# WHAT IS REQUIRED
Check each line of the listing below for the word "身份证号码" and say how many lines have it. Nothing else should be written.

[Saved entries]

━━━━━━━━━━

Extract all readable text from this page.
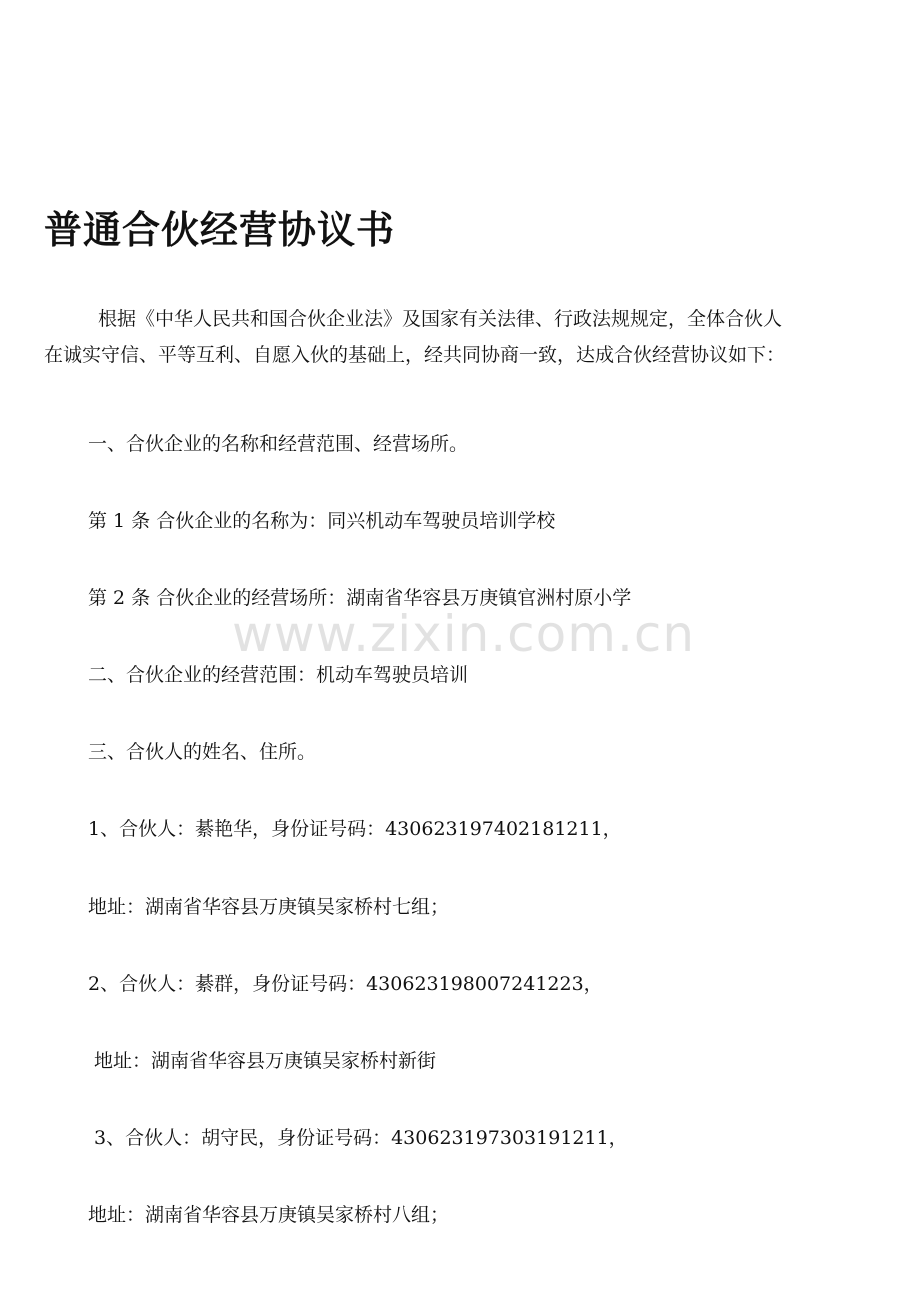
普通合伙经营协议书
根据《中华人民共和国合伙企业法》及国家有关法律、行政法规规定，全体合伙人
在诚实守信、平等互利、自愿入伙的基础上，经共同协商一致，达成合伙经营协议如下：
一、合伙企业的名称和经营范围、经营场所。
第 1 条 合伙企业的名称为：同兴机动车驾驶员培训学校
第 2 条 合伙企业的经营场所：湖南省华容县万庚镇官洲村原小学
二、合伙企业的经营范围：机动车驾驶员培训
三、合伙人的姓名、住所。
1、合伙人：綦艳华，身份证号码：430623197402181211，
地址：湖南省华容县万庚镇吴家桥村七组；
2、合伙人：綦群，身份证号码：430623198007241223，
地址：湖南省华容县万庚镇吴家桥村新街
3、合伙人：胡守民，身份证号码：430623197303191211，
地址：湖南省华容县万庚镇吴家桥村八组；
www.zixin.com.cn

━━━━━━━━━━

# SOLUTION FOR THIS PROBLEM
3